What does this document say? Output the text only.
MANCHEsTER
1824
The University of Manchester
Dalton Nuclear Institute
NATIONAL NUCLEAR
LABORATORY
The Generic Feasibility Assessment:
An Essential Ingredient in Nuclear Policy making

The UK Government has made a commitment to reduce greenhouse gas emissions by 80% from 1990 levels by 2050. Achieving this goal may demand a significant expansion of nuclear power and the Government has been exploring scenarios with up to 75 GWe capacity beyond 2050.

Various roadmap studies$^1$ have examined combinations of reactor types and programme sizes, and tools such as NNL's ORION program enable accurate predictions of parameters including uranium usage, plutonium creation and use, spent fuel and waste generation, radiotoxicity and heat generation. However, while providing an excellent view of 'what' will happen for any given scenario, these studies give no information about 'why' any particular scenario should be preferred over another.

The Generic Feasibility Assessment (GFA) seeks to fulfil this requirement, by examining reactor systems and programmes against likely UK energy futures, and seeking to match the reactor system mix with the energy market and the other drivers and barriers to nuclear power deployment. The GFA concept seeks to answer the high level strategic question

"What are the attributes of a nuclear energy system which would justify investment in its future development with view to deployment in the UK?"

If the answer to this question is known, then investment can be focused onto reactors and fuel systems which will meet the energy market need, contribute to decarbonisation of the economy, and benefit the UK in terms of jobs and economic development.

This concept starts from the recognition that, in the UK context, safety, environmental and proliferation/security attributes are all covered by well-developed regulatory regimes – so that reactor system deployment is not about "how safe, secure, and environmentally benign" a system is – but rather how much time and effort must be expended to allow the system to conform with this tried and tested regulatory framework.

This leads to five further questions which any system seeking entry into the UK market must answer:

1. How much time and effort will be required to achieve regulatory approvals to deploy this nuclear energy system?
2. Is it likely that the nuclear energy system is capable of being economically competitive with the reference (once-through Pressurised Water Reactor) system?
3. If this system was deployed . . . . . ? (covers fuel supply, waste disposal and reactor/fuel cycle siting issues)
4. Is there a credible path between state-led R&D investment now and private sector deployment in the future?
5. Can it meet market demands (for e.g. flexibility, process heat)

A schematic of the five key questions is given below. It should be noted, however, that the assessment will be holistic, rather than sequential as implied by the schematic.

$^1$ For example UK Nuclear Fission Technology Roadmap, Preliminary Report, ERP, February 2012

+ + + +

### The task:
Pull out each line of the entries that contains "heat".

### Reply to the exercise:
Various roadmap studies$^1$ have examined combinations of reactor types and programme sizes, and tools such as NNL's ORION program enable accurate predictions of parameters including uranium usage, plutonium creation and use, spent fuel and waste generation, radiotoxicity and heat generation. However, while providing an excellent view of 'what' will happen for any given scenario, these studies give no information about 'why' any particular scenario should be preferred over another.
5. Can it meet market demands (for e.g. flexibility, process heat)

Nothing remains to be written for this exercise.